# EXERCISE GOAL:
For this exercise, copy out each line of the material below that includes "предоставляются".

BEGIN DATASET EXTRACT

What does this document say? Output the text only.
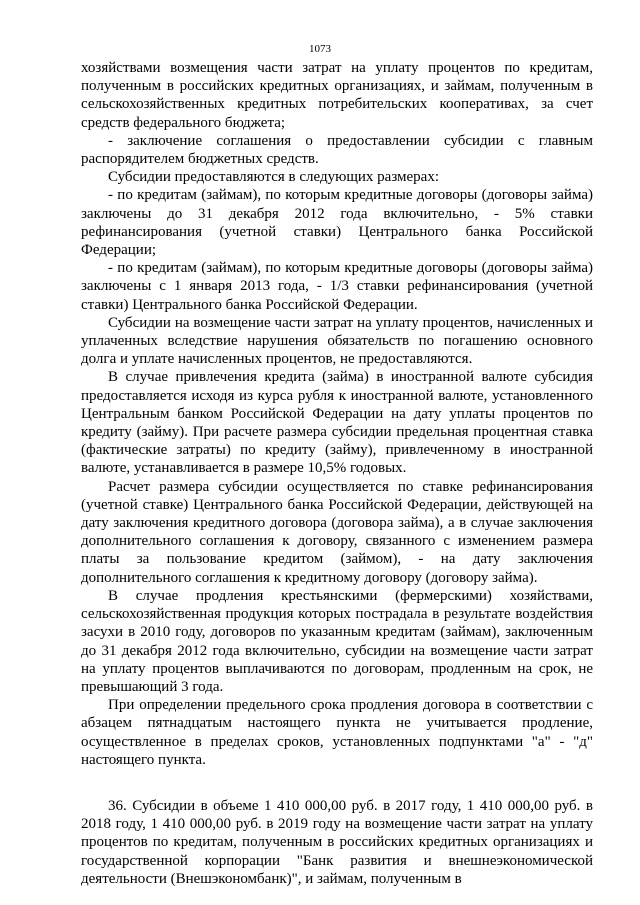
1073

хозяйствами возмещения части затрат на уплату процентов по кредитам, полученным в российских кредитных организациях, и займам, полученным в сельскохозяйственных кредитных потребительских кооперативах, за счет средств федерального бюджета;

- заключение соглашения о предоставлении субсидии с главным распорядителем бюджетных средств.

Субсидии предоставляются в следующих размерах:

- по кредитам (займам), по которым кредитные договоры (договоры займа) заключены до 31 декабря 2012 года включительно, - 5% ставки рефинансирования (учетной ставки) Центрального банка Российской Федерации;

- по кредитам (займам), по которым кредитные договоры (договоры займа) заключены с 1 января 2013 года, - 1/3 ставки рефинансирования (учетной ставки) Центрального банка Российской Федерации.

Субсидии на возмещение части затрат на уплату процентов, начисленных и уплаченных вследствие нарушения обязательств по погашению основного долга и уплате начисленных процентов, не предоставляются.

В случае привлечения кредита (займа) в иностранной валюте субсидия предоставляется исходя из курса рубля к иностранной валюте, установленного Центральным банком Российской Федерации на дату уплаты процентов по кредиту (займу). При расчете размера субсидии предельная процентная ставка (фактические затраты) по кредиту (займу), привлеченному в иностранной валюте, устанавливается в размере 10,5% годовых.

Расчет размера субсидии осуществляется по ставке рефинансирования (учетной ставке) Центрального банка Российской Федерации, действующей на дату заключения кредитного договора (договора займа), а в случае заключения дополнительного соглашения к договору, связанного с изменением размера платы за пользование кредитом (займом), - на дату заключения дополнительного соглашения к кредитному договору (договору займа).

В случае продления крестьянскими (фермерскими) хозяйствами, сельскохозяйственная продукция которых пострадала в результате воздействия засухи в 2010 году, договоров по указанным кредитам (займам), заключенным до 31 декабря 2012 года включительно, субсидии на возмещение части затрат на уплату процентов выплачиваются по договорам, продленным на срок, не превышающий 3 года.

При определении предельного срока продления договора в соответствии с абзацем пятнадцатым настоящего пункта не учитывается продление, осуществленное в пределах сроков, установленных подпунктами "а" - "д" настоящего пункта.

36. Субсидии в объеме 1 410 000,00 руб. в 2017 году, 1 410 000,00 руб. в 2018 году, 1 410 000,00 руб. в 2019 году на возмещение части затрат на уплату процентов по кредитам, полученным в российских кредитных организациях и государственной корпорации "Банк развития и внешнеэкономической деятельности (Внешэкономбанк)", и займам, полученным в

END DATASET EXTRACT

# CORRECT OUTPUT:
Субсидии предоставляются в следующих размерах:
Субсидии на возмещение части затрат на уплату процентов, начисленных и уплаченных вследствие нарушения обязательств по погашению основного долга и уплате начисленных процентов, не предоставляются.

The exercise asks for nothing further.